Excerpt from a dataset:
┌──

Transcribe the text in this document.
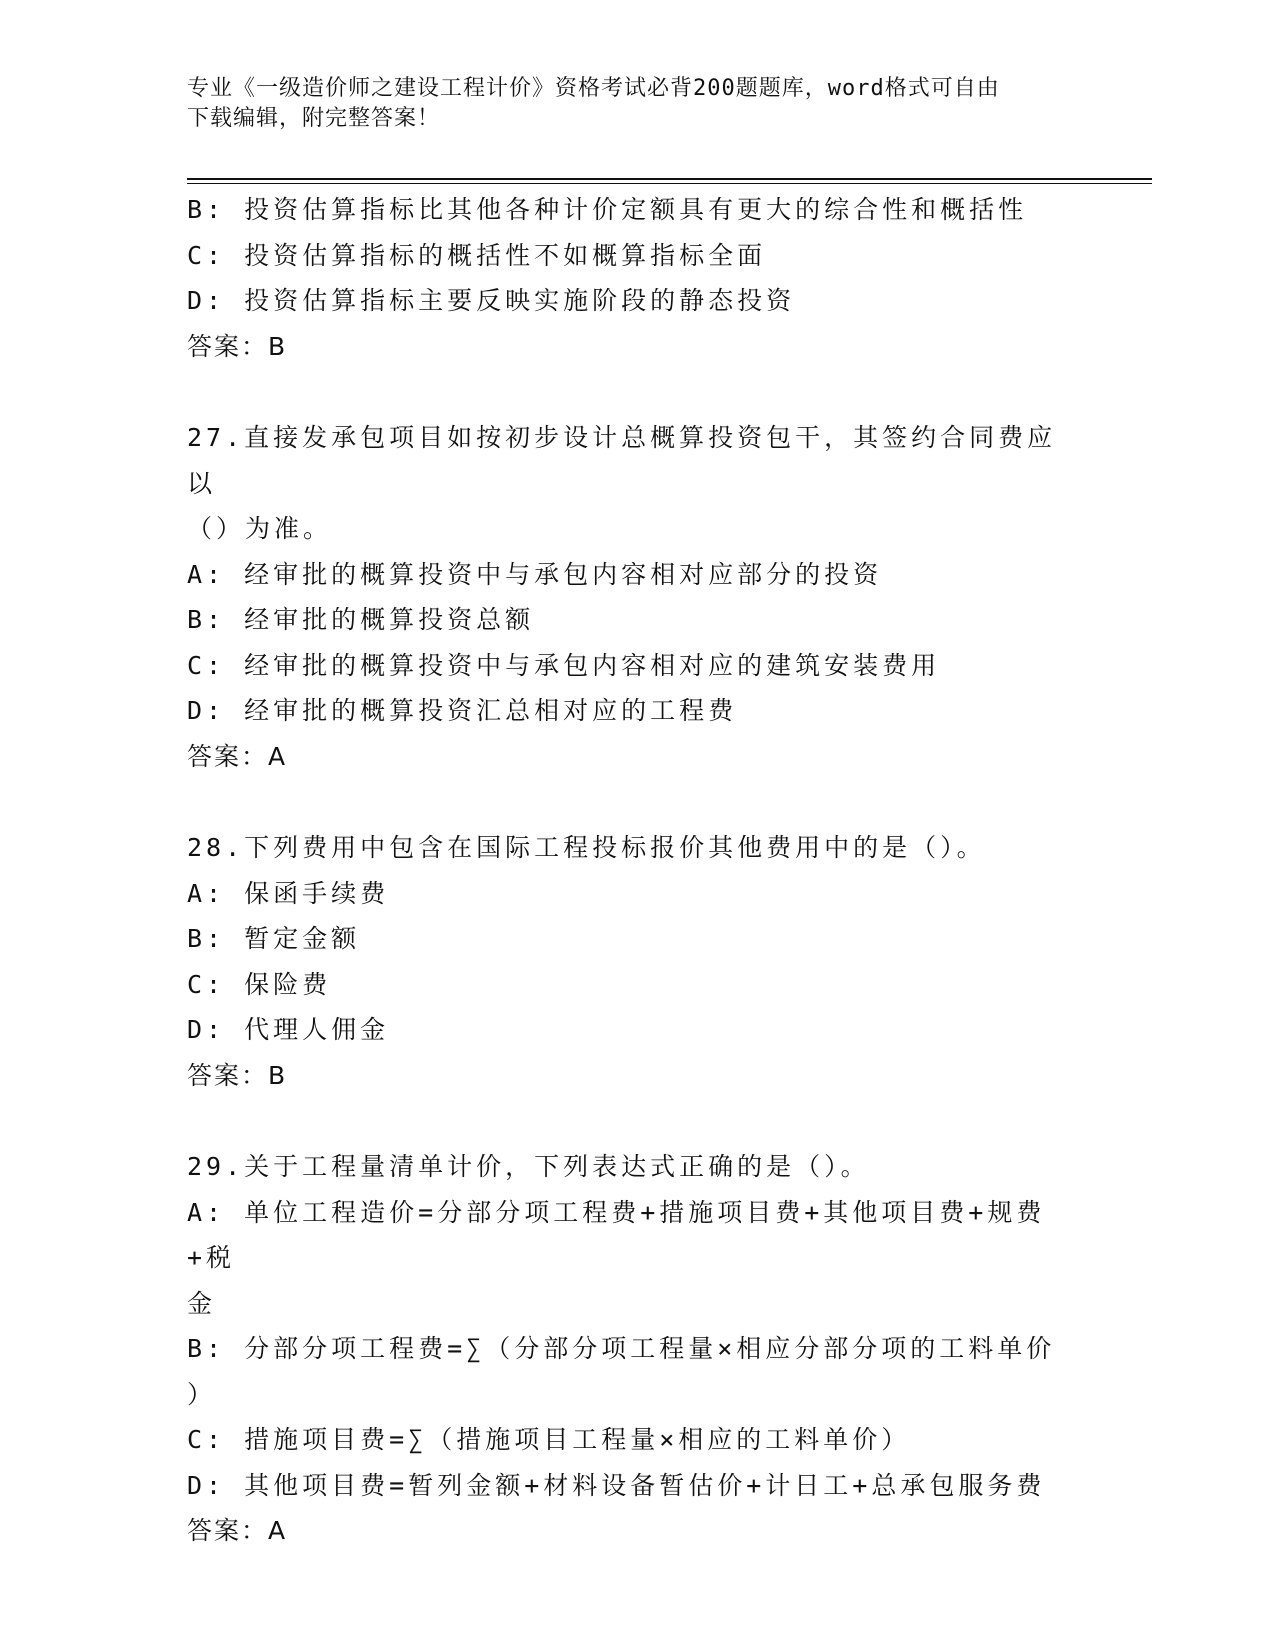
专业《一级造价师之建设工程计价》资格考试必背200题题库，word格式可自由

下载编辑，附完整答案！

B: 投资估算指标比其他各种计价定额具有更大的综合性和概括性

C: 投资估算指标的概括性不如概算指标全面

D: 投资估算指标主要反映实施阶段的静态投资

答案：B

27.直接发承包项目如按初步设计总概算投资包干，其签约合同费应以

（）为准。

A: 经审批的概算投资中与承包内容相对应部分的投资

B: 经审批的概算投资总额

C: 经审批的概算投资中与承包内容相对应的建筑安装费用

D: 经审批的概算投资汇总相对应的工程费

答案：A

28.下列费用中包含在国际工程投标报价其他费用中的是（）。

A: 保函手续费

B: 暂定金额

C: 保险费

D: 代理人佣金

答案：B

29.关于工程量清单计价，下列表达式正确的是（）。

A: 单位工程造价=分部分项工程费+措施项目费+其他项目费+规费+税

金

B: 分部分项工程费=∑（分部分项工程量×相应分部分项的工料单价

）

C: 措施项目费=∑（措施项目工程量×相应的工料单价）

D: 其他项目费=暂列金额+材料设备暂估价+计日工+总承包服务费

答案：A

└──

- **GIVEN INSTRUCTION**: Images in the records should not be copied. Repeat all the rest exactly.

- **FULL SOLUTION**:
Transcribe the text in this document.
专业《一级造价师之建设工程计价》资格考试必背200题题库，word格式可自由

下载编辑，附完整答案！

B: 投资估算指标比其他各种计价定额具有更大的综合性和概括性

C: 投资估算指标的概括性不如概算指标全面

D: 投资估算指标主要反映实施阶段的静态投资

答案：B

27.直接发承包项目如按初步设计总概算投资包干，其签约合同费应以

（）为准。

A: 经审批的概算投资中与承包内容相对应部分的投资

B: 经审批的概算投资总额

C: 经审批的概算投资中与承包内容相对应的建筑安装费用

D: 经审批的概算投资汇总相对应的工程费

答案：A

28.下列费用中包含在国际工程投标报价其他费用中的是（）。

A: 保函手续费

B: 暂定金额

C: 保险费

D: 代理人佣金

答案：B

29.关于工程量清单计价，下列表达式正确的是（）。

A: 单位工程造价=分部分项工程费+措施项目费+其他项目费+规费+税

金

B: 分部分项工程费=∑（分部分项工程量×相应分部分项的工料单价

）

C: 措施项目费=∑（措施项目工程量×相应的工料单价）

D: 其他项目费=暂列金额+材料设备暂估价+计日工+总承包服务费

答案：A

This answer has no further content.